------ INFORMATION GIVEN ------

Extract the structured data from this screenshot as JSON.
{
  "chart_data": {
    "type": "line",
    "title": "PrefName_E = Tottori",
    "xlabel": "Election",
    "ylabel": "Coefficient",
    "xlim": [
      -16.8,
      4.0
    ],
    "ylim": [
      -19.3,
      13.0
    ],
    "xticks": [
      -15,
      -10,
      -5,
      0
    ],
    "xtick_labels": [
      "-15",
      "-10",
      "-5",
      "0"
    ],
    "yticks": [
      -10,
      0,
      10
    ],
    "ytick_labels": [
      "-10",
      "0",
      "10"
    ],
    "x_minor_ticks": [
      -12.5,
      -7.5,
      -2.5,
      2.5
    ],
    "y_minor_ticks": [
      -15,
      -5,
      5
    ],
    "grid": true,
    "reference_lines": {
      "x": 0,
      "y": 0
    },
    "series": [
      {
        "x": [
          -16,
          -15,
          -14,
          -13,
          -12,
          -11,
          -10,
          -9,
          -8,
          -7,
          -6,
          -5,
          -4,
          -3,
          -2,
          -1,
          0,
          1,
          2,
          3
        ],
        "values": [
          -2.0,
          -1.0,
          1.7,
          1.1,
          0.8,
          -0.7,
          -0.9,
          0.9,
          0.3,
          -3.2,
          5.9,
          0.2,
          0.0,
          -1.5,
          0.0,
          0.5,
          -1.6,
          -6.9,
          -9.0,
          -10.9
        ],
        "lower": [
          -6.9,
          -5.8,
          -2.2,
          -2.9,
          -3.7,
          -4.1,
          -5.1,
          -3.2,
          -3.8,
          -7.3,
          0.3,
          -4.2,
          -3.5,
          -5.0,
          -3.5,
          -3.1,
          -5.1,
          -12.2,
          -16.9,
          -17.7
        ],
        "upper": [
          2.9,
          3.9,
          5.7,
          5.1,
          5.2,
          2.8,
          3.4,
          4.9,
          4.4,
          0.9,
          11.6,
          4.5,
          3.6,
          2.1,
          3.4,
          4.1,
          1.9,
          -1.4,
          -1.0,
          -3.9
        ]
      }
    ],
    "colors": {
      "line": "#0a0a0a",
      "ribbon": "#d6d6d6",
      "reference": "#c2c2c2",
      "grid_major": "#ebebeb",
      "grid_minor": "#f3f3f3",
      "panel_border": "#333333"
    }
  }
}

------

STATED TASK: Above are some records; extract every one of them exactly.

FINAL RESULT:
Extract the structured data from this screenshot as JSON.
{
  "chart_data": {
    "type": "line",
    "title": "PrefName_E = Tottori",
    "xlabel": "Election",
    "ylabel": "Coefficient",
    "xlim": [
      -16.8,
      4.0
    ],
    "ylim": [
      -19.3,
      13.0
    ],
    "xticks": [
      -15,
      -10,
      -5,
      0
    ],
    "xtick_labels": [
      "-15",
      "-10",
      "-5",
      "0"
    ],
    "yticks": [
      -10,
      0,
      10
    ],
    "ytick_labels": [
      "-10",
      "0",
      "10"
    ],
    "x_minor_ticks": [
      -12.5,
      -7.5,
      -2.5,
      2.5
    ],
    "y_minor_ticks": [
      -15,
      -5,
      5
    ],
    "grid": true,
    "reference_lines": {
      "x": 0,
      "y": 0
    },
    "series": [
      {
        "x": [
          -16,
          -15,
          -14,
          -13,
          -12,
          -11,
          -10,
          -9,
          -8,
          -7,
          -6,
          -5,
          -4,
          -3,
          -2,
          -1,
          0,
          1,
          2,
          3
        ],
        "values": [
          -2.0,
          -1.0,
          1.7,
          1.1,
          0.8,
          -0.7,
          -0.9,
          0.9,
          0.3,
          -3.2,
          5.9,
          0.2,
          0.0,
          -1.5,
          0.0,
          0.5,
          -1.6,
          -6.9,
          -9.0,
          -10.9
        ],
        "lower": [
          -6.9,
          -5.8,
          -2.2,
          -2.9,
          -3.7,
          -4.1,
          -5.1,
          -3.2,
          -3.8,
          -7.3,
          0.3,
          -4.2,
          -3.5,
          -5.0,
          -3.5,
          -3.1,
          -5.1,
          -12.2,
          -16.9,
          -17.7
        ],
        "upper": [
          2.9,
          3.9,
          5.7,
          5.1,
          5.2,
          2.8,
          3.4,
          4.9,
          4.4,
          0.9,
          11.6,
          4.5,
          3.6,
          2.1,
          3.4,
          4.1,
          1.9,
          -1.4,
          -1.0,
          -3.9
        ]
      }
    ],
    "colors": {
      "line": "#0a0a0a",
      "ribbon": "#d6d6d6",
      "reference": "#c2c2c2",
      "grid_major": "#ebebeb",
      "grid_minor": "#f3f3f3",
      "panel_border": "#333333"
    }
  }
}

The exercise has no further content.